WORK REQUIRED | Look through the listing for the word "quadratures". Copy each line that has it.

+-------+

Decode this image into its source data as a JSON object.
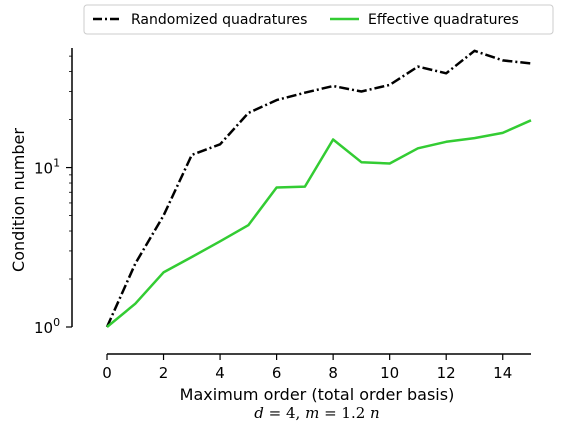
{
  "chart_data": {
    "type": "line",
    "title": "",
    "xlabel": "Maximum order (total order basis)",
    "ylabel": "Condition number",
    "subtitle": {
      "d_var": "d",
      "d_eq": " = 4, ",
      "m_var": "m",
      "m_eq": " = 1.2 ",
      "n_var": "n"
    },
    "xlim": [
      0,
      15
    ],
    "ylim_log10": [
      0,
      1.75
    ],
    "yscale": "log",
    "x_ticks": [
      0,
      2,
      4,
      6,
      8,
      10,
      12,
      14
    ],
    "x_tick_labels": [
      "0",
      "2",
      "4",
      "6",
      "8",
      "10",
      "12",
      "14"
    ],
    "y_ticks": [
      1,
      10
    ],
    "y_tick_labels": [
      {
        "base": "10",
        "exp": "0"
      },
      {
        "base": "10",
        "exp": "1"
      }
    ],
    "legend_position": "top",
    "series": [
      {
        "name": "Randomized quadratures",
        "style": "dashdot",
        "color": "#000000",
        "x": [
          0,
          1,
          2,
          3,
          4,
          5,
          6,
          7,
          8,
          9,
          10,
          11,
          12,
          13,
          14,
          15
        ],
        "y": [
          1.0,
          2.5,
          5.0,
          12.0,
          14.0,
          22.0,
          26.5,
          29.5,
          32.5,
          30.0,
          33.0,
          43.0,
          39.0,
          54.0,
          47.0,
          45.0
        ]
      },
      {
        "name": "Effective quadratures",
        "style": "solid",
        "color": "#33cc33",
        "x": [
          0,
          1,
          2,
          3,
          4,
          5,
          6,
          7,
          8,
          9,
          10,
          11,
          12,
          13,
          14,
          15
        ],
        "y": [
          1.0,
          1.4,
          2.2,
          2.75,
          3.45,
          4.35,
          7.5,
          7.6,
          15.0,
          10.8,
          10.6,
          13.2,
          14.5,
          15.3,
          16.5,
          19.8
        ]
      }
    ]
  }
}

+-------+

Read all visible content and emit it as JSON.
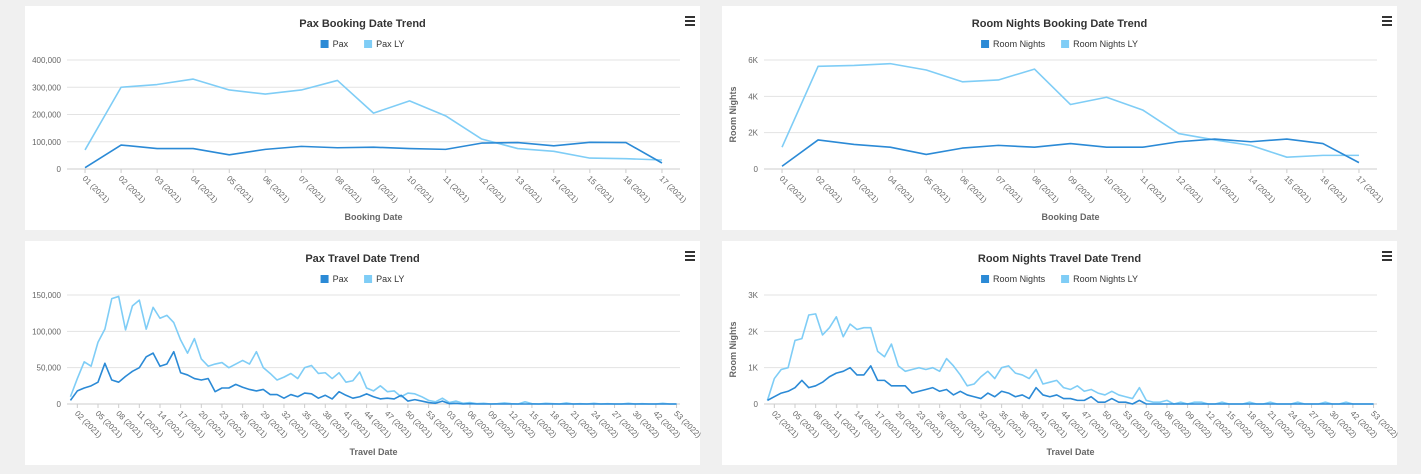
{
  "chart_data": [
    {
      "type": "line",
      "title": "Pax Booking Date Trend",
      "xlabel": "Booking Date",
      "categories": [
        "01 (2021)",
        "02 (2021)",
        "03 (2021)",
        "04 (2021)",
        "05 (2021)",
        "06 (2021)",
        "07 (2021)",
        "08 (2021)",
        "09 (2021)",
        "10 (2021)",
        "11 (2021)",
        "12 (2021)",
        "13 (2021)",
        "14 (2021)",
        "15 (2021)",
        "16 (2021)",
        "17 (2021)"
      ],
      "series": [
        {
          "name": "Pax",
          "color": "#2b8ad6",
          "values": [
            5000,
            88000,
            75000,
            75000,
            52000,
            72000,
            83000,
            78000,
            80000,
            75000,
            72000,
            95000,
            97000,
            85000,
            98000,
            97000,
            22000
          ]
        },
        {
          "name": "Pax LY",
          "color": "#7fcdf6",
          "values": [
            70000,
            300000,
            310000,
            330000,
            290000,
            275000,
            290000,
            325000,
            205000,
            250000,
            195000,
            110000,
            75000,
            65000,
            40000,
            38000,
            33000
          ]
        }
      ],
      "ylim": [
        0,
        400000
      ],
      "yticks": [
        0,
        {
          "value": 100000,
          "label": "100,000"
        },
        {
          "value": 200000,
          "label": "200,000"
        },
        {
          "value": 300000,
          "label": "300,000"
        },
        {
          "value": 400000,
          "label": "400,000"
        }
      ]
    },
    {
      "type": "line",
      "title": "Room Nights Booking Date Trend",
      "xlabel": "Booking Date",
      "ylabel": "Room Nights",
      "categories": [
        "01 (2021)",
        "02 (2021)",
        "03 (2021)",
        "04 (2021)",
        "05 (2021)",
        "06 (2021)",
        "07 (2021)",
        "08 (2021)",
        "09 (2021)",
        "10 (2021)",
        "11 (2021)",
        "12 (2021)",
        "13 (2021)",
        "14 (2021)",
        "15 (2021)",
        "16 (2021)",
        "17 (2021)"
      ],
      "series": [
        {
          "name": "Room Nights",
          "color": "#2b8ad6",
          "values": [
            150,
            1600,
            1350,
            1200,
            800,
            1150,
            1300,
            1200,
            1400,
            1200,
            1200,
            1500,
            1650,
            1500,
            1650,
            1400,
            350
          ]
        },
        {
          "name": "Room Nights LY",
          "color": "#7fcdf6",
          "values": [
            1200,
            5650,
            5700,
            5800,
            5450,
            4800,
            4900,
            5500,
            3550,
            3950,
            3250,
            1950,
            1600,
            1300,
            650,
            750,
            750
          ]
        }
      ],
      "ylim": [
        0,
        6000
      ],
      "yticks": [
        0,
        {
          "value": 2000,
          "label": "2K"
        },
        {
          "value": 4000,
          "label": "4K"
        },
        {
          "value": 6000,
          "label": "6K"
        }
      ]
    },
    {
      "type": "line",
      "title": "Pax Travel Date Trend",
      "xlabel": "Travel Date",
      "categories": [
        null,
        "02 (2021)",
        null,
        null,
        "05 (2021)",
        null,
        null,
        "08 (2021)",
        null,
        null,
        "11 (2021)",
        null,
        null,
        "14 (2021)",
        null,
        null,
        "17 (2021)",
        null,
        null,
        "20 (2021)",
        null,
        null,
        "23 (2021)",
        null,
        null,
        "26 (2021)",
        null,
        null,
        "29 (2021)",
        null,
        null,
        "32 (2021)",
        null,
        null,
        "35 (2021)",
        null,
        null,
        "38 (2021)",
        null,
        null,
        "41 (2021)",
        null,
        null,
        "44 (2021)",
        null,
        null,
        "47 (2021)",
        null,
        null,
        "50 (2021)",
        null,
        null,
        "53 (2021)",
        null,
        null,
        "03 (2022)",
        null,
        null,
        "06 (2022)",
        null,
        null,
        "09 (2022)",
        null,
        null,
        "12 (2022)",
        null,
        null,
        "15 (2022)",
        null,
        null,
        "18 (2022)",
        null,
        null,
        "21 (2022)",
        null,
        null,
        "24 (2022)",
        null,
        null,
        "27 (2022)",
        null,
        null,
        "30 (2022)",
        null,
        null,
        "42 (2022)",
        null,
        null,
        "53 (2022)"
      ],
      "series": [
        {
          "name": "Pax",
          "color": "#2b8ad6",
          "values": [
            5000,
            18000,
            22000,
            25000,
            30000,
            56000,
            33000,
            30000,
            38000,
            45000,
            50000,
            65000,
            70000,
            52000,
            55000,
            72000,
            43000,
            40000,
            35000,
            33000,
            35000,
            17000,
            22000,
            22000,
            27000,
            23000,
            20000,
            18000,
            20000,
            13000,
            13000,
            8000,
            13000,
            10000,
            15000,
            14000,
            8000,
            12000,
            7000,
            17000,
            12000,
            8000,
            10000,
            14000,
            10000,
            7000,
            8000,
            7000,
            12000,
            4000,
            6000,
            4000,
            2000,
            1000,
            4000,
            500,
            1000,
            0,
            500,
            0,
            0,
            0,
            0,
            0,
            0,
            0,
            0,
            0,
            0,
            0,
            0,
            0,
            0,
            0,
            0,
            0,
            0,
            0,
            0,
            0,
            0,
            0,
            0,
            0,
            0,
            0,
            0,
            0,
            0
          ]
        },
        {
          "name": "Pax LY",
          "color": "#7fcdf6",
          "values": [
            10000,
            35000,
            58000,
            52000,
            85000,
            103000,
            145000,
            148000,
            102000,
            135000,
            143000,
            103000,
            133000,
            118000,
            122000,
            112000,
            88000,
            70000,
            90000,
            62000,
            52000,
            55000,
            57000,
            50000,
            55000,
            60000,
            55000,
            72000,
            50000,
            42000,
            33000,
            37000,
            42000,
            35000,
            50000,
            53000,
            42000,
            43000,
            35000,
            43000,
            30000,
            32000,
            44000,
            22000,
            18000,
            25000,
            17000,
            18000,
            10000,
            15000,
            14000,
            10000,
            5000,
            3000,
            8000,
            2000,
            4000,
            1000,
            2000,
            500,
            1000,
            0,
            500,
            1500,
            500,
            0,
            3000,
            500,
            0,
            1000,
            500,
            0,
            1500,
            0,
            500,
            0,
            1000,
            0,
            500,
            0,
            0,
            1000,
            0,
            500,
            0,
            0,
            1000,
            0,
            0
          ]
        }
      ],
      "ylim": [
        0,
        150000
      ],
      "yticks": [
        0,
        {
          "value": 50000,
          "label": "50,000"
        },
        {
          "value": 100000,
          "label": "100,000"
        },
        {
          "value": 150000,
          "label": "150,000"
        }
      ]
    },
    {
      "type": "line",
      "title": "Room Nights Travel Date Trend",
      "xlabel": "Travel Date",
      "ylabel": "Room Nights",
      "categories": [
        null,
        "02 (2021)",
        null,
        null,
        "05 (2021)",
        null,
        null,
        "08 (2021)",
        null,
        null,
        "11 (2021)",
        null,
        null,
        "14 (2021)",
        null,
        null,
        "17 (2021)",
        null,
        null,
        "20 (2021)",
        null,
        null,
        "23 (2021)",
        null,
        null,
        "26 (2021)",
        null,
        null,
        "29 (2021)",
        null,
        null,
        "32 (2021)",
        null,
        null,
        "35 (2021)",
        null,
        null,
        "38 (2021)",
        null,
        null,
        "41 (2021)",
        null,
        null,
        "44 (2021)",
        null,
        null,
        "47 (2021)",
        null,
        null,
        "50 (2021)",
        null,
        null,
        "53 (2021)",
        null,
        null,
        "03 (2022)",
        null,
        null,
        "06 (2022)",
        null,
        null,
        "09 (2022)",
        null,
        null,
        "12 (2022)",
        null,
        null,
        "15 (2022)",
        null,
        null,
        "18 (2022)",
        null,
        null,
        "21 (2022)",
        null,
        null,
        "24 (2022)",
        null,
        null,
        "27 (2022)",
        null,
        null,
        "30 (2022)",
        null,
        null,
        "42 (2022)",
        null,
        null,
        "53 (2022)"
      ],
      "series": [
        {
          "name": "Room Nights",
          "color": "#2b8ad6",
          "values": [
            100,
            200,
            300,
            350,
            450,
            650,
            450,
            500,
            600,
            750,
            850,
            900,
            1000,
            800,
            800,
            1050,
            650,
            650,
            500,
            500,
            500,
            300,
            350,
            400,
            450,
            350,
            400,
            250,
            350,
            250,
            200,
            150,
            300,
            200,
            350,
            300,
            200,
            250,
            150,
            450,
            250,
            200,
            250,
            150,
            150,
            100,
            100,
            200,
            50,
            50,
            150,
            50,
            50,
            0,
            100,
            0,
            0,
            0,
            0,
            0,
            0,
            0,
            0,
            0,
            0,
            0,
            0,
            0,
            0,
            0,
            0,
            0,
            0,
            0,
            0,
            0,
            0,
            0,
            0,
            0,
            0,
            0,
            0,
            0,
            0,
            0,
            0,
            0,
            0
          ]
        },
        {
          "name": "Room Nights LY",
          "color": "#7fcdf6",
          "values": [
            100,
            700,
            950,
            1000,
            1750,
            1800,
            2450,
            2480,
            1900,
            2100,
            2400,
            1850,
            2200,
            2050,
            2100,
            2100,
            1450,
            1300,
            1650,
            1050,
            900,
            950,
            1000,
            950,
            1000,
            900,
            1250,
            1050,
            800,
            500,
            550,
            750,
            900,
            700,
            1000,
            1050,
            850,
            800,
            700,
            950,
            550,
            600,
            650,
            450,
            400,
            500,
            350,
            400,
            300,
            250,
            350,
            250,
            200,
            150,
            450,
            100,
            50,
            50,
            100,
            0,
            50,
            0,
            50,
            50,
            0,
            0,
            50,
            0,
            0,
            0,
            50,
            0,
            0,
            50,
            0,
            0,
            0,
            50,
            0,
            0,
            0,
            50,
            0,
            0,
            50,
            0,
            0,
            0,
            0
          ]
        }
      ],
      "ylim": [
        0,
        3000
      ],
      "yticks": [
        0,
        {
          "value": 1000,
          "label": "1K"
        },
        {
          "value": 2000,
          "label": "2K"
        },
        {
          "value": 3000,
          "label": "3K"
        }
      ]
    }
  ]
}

+-------+

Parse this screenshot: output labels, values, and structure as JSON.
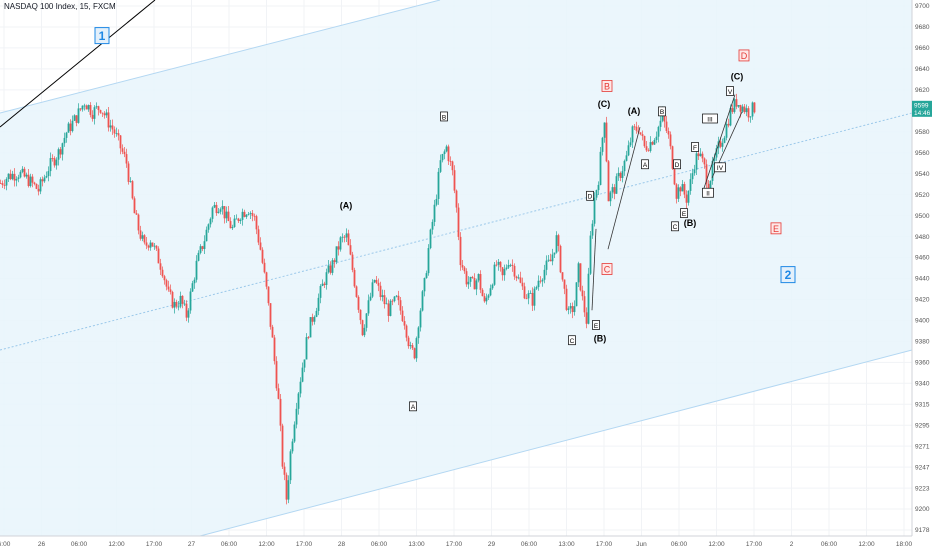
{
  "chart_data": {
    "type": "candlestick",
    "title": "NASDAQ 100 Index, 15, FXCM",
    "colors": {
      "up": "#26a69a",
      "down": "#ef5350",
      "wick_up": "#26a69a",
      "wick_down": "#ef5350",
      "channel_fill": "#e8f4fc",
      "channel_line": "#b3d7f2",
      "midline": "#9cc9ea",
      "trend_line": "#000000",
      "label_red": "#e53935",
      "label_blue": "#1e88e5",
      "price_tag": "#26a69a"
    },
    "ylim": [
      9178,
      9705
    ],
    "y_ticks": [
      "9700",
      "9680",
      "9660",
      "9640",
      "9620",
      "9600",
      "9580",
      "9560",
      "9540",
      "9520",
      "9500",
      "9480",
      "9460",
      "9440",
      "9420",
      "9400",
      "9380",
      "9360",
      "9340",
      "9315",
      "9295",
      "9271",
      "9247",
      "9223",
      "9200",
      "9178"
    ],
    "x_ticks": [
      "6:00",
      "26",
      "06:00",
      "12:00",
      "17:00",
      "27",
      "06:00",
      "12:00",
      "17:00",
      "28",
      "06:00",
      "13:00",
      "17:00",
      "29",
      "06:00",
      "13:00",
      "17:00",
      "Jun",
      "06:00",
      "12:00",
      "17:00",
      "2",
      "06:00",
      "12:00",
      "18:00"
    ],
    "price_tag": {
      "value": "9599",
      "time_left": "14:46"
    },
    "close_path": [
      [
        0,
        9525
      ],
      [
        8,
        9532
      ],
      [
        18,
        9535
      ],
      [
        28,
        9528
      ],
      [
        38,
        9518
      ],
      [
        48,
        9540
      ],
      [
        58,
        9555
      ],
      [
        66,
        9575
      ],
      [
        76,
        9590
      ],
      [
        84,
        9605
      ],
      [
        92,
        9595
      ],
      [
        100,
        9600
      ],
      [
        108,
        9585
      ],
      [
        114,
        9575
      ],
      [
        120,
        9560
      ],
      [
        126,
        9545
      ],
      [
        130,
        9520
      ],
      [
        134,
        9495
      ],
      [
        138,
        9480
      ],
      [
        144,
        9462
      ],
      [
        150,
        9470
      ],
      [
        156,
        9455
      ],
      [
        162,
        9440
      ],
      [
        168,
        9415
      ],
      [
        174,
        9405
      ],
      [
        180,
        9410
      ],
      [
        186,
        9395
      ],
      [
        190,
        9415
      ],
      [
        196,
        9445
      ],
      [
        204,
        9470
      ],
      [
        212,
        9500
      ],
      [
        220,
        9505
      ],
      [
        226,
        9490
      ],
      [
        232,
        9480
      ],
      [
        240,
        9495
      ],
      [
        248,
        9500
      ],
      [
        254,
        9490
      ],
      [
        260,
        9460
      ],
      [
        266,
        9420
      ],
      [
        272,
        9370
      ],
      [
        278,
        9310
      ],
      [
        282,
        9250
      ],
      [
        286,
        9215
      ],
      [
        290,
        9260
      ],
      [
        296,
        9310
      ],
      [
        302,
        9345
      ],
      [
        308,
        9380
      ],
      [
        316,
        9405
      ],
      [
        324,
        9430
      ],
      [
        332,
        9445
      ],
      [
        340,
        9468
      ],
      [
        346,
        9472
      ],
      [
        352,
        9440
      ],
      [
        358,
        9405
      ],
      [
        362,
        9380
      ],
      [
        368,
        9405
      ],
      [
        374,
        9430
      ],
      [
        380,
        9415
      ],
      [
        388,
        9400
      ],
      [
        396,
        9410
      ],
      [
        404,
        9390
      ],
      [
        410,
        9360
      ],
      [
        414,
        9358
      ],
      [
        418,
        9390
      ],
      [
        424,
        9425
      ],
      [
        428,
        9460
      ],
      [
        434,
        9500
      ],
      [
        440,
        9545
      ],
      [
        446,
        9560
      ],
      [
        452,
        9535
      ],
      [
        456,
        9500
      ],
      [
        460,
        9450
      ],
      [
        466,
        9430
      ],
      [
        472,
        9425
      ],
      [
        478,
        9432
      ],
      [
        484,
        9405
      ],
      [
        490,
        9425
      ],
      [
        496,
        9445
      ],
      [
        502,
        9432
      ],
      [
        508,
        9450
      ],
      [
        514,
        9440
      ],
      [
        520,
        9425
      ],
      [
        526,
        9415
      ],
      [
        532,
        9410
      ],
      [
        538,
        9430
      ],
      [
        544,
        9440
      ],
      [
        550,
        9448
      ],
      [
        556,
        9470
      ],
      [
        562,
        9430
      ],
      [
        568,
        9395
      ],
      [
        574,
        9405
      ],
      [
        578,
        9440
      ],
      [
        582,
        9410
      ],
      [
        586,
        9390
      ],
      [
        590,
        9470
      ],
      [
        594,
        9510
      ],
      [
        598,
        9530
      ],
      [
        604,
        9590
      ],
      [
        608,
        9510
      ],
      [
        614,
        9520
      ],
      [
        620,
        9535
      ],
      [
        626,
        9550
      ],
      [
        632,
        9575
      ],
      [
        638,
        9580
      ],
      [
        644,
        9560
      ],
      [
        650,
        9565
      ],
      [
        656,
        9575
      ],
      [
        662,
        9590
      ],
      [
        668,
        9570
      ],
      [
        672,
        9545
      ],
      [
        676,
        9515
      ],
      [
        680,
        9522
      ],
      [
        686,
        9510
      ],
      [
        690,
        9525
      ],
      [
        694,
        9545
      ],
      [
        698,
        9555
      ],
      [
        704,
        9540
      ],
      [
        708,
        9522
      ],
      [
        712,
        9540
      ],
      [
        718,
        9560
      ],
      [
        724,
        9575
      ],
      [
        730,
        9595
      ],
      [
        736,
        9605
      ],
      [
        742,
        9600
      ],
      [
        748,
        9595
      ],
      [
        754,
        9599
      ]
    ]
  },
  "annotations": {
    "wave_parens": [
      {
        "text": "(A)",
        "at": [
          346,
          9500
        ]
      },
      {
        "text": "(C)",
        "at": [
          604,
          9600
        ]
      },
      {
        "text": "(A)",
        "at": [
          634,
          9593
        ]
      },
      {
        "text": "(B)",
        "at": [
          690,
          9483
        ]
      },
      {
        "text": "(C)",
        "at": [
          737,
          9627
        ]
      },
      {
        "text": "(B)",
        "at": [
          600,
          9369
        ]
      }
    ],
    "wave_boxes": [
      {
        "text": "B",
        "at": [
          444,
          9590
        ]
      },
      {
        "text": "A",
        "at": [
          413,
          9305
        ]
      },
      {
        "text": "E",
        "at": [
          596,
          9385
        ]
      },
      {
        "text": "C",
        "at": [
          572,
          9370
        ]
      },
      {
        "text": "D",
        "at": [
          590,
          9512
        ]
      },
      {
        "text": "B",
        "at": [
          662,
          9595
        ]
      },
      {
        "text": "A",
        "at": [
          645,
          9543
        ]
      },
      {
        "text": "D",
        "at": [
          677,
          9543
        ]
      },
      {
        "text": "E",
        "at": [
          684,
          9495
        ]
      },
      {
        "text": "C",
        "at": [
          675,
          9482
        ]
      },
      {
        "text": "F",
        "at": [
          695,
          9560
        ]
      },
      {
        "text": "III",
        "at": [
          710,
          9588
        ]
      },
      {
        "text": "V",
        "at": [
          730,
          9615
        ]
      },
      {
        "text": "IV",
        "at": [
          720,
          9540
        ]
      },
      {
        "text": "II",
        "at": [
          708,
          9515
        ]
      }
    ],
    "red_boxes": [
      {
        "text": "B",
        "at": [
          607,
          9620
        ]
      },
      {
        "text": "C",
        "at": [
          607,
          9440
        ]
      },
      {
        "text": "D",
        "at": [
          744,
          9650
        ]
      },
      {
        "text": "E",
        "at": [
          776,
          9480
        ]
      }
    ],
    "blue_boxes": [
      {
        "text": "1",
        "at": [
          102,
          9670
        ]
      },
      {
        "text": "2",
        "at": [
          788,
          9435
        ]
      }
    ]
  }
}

+-------+

FINISHED EXERCISE |
        "name": "Randomized quadratures",
        "name": "Effective quadratures",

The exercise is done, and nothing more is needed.